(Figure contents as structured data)
--
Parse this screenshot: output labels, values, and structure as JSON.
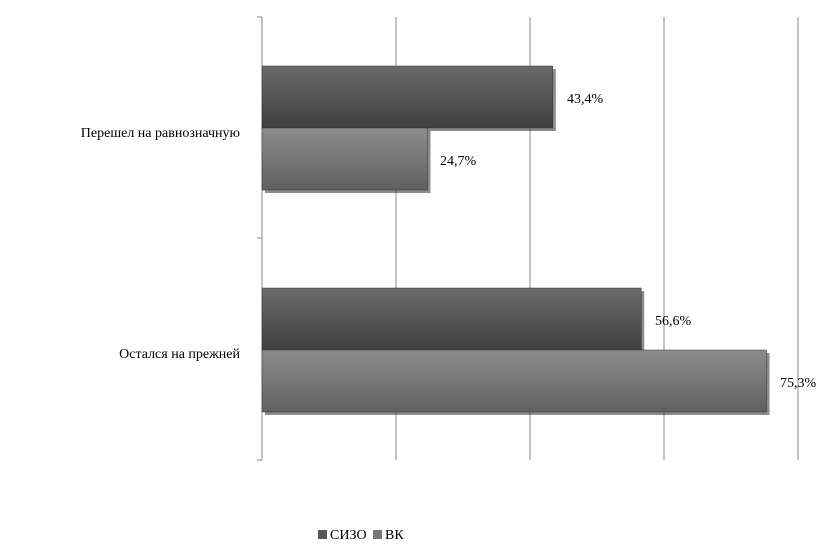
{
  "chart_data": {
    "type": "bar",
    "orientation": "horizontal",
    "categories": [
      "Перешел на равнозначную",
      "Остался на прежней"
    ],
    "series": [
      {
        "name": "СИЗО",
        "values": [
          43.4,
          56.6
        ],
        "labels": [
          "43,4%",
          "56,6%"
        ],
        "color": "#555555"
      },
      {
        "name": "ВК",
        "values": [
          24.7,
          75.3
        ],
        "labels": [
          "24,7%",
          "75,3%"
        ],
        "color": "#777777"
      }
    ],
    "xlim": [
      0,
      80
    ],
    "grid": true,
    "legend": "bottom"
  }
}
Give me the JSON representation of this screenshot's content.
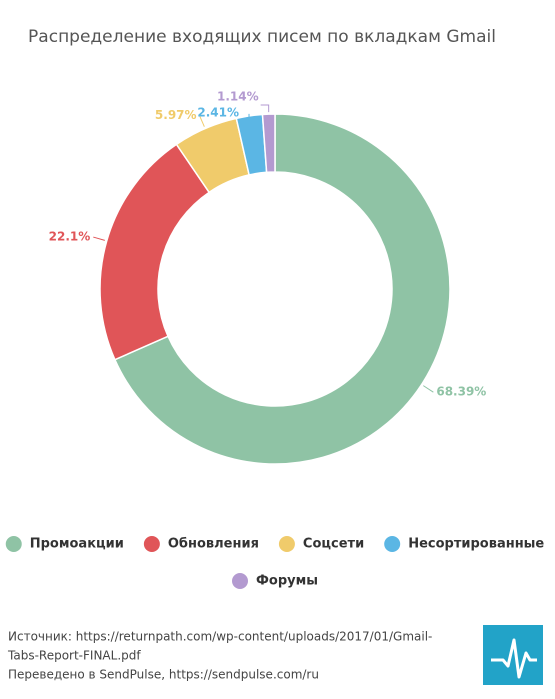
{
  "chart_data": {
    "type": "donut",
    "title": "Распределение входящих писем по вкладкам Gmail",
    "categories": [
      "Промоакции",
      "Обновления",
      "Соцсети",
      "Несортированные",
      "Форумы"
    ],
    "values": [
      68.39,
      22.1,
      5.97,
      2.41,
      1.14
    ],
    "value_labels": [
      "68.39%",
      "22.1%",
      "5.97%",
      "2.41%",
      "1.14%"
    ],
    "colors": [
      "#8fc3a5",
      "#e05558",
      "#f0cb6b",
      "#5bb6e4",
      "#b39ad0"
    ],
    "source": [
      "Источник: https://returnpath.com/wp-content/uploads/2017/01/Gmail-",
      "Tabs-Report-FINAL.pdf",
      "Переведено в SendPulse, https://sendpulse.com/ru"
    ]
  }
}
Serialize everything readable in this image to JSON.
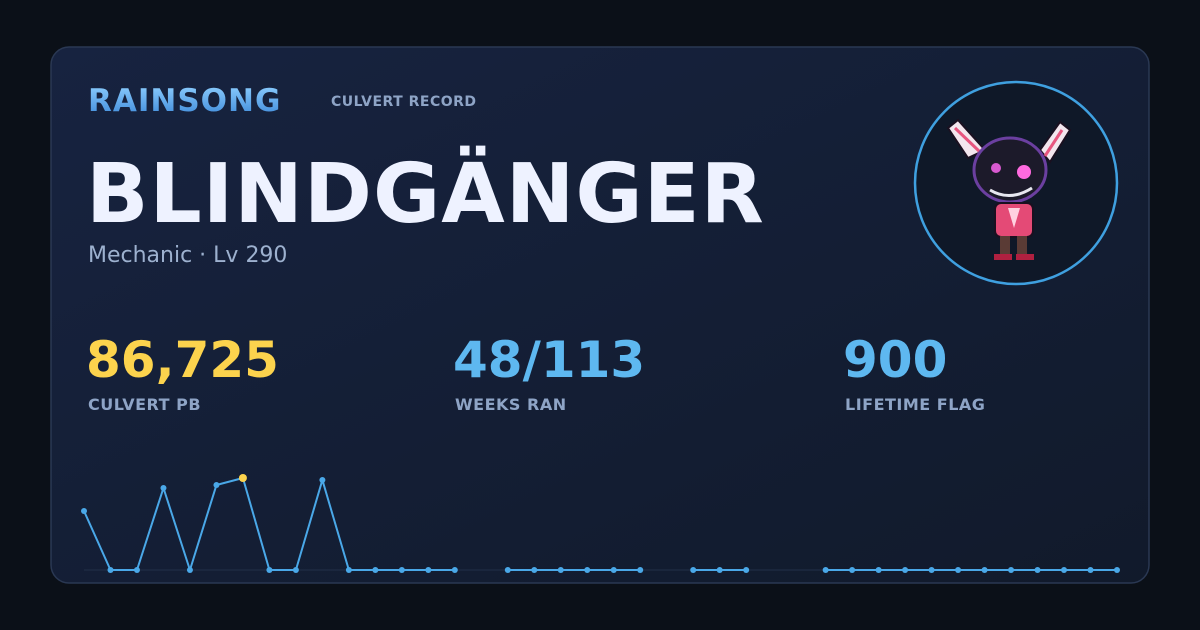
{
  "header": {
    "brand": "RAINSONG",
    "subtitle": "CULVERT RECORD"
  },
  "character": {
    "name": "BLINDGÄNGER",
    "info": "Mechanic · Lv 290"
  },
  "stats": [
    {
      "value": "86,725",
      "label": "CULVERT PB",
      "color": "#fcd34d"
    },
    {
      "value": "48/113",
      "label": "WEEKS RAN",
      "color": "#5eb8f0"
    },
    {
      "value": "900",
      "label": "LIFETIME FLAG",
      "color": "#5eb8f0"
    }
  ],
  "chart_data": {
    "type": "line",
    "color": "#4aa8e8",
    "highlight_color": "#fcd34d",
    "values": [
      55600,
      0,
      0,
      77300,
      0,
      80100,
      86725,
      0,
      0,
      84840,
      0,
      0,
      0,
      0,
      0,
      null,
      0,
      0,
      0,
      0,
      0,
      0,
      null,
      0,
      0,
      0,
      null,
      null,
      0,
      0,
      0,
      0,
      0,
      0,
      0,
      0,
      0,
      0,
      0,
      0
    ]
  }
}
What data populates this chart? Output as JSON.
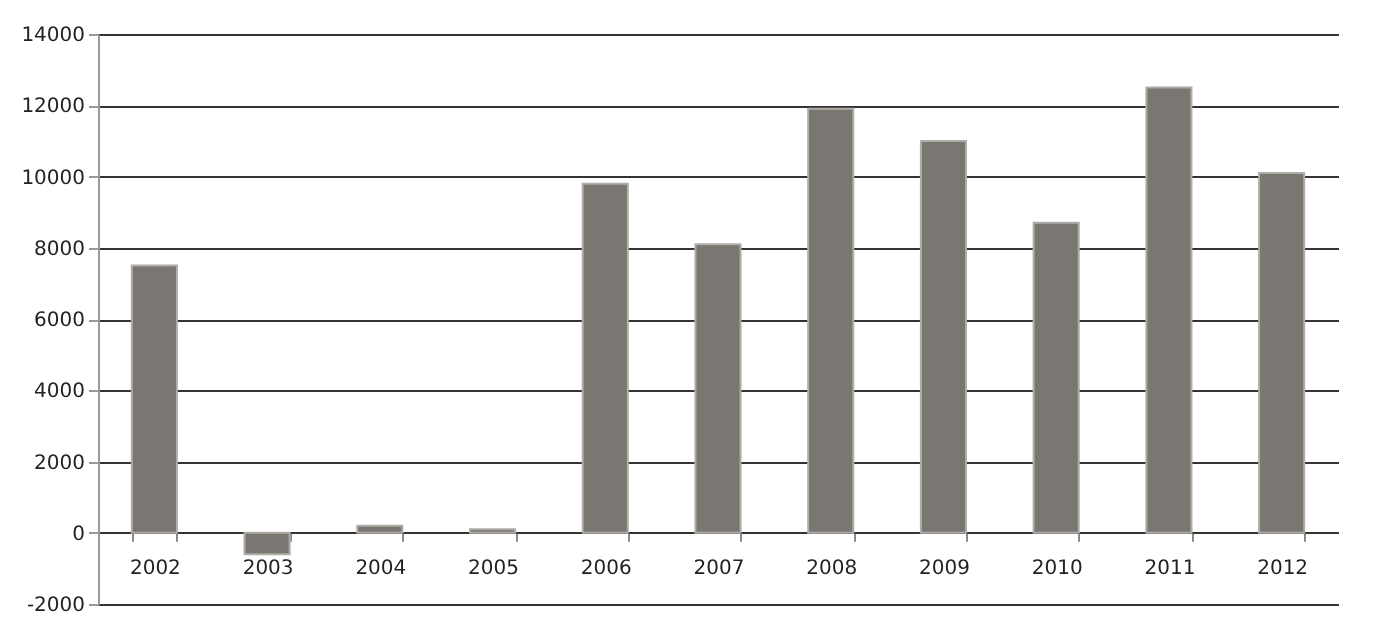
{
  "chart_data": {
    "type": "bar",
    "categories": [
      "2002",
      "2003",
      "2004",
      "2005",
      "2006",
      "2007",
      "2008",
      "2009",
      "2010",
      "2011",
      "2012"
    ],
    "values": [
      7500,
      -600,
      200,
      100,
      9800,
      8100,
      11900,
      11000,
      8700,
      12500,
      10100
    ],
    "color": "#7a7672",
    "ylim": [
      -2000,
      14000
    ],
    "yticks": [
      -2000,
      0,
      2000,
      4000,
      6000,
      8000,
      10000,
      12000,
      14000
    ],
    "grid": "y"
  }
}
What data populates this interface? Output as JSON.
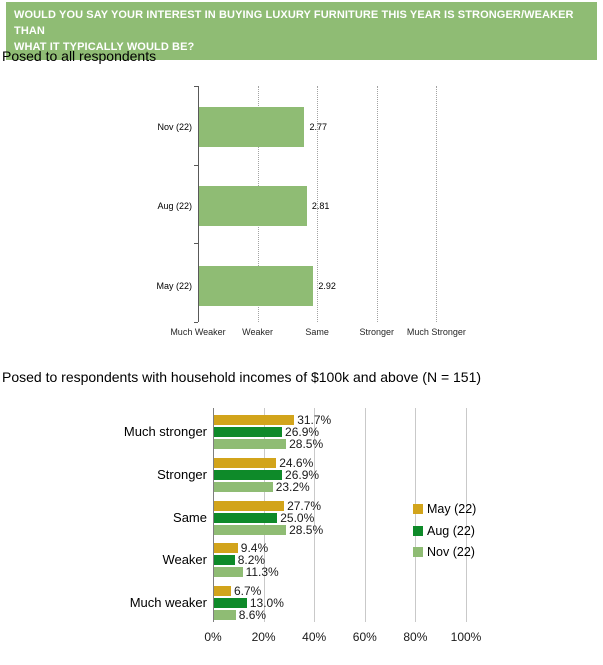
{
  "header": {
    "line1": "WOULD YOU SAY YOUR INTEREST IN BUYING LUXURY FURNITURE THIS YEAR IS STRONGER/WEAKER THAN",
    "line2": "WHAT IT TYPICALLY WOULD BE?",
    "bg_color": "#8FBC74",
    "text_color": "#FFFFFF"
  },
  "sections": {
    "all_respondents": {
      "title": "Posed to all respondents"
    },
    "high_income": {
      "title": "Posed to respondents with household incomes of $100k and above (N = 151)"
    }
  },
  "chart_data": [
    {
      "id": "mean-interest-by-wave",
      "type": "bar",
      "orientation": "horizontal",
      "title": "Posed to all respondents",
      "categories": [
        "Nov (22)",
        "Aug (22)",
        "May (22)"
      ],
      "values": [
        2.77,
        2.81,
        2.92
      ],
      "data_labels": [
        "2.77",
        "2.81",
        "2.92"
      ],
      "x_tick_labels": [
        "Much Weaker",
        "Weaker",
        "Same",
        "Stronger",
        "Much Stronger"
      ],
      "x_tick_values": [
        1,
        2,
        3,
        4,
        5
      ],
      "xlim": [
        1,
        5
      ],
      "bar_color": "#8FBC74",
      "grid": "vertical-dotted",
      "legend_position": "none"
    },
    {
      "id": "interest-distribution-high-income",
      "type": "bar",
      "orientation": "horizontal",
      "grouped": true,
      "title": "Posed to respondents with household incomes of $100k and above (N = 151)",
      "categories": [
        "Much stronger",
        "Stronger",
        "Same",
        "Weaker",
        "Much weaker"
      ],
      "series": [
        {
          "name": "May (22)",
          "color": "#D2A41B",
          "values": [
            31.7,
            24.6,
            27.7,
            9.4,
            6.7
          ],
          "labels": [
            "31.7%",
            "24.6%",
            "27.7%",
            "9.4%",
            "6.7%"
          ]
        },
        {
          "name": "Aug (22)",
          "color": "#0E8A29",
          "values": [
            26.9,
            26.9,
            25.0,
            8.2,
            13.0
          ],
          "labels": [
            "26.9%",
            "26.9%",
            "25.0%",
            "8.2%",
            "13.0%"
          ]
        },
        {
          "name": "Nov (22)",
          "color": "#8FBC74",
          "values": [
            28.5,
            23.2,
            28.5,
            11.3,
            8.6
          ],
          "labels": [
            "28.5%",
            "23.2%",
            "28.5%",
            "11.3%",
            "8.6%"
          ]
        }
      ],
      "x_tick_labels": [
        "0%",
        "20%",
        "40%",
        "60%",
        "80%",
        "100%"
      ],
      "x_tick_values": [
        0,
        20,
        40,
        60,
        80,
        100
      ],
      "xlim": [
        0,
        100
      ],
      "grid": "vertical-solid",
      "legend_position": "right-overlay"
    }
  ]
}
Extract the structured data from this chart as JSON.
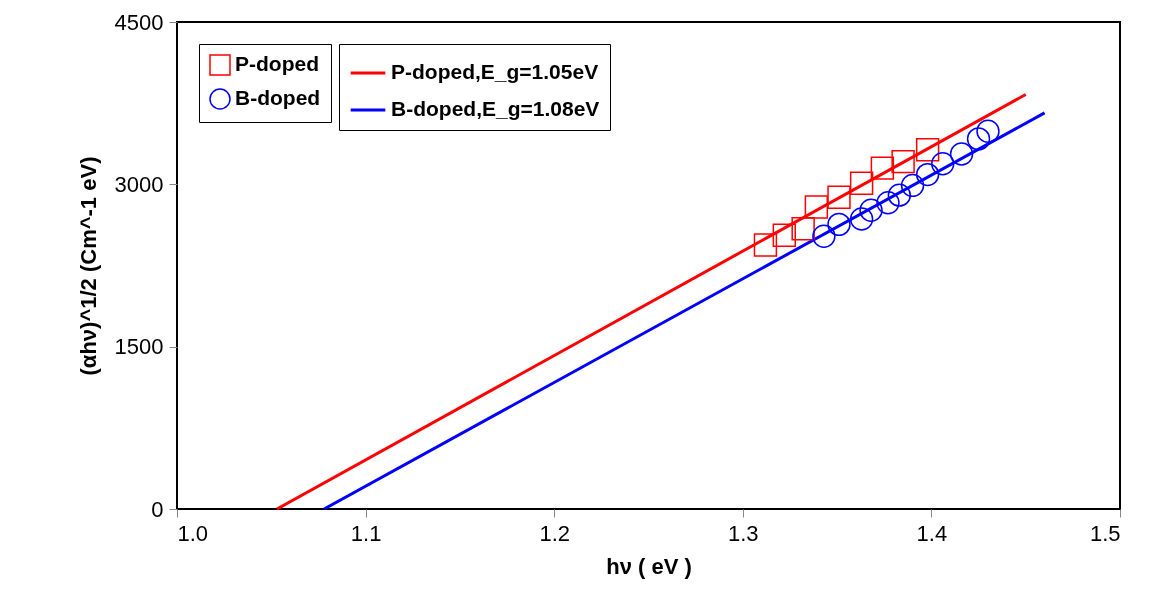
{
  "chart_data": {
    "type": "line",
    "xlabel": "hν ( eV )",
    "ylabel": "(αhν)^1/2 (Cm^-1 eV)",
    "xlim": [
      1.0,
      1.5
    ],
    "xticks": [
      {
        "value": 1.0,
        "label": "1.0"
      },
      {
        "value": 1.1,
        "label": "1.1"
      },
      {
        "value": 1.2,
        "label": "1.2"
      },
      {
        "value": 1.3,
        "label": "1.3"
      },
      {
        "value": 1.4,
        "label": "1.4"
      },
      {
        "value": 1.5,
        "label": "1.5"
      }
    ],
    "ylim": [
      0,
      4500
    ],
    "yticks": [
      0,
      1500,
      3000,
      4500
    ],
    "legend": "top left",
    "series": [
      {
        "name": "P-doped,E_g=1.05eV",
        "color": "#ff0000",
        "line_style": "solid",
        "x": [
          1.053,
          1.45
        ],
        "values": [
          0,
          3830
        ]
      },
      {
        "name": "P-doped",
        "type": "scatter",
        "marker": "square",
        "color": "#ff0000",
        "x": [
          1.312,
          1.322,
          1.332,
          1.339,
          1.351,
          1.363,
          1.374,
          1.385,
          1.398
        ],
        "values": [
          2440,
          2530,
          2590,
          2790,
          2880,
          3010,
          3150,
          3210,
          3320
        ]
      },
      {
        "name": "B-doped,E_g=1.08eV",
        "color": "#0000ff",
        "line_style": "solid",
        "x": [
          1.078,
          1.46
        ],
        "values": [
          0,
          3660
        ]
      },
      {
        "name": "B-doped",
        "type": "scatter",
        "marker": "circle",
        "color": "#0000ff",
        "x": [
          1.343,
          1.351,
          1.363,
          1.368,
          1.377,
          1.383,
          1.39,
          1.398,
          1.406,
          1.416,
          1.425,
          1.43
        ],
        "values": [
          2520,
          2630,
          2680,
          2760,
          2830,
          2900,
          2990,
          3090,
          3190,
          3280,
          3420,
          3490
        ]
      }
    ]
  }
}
--
◆ Problem statement ◆
What is the number of lines that hold the string "Much"? Reply with that number alone.

◆ Correct answer ◆
4